(Stored records)
--- Begin ---

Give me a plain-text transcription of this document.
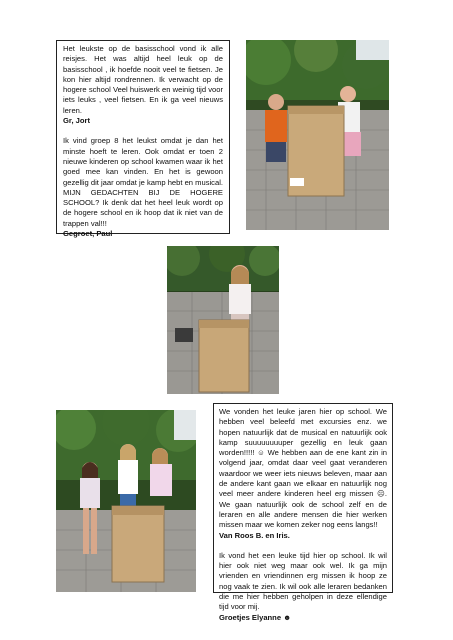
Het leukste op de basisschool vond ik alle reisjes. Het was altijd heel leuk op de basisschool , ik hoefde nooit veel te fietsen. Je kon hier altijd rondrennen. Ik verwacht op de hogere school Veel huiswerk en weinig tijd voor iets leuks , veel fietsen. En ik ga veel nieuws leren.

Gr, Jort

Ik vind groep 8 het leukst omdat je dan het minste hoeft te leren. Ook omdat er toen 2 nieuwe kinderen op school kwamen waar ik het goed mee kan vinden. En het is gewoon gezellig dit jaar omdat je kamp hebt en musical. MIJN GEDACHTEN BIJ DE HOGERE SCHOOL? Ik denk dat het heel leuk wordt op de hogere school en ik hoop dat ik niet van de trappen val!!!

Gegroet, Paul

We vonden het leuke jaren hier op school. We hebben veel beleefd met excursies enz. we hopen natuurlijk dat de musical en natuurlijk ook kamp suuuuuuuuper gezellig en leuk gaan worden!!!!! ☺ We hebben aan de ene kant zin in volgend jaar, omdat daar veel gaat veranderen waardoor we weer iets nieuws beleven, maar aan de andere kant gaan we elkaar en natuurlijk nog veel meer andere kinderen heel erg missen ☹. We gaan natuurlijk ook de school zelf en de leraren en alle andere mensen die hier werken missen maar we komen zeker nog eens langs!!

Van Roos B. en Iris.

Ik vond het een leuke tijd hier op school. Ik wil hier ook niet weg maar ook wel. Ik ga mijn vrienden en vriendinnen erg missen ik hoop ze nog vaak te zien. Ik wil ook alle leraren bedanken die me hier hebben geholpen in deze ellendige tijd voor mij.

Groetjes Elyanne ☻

--- End ---
--- Begin ---

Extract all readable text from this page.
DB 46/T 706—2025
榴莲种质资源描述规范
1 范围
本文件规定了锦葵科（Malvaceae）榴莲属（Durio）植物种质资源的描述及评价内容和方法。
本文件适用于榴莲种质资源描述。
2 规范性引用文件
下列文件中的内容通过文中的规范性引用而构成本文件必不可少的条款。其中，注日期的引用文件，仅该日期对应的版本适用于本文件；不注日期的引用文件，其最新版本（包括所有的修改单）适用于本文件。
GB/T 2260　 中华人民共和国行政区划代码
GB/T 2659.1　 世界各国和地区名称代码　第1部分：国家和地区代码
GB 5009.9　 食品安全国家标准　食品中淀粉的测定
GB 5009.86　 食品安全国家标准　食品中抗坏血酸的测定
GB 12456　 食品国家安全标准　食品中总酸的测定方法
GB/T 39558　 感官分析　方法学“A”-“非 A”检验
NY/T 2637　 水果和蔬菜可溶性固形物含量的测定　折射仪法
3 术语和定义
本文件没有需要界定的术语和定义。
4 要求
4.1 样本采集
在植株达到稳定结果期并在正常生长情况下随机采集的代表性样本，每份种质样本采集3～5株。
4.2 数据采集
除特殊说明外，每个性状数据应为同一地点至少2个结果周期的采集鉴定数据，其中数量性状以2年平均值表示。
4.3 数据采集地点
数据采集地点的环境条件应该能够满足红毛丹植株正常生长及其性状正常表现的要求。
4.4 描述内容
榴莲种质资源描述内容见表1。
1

--- End ---

WHAT NEEDS TO BE DONE ▸
Identify each line of the material where the word "食品安全国家标准" shows up, and copy it.

COMPLETE OUTPUT ▸
GB 5009.9　 食品安全国家标准　食品中淀粉的测定
GB 5009.86　 食品安全国家标准　食品中抗坏血酸的测定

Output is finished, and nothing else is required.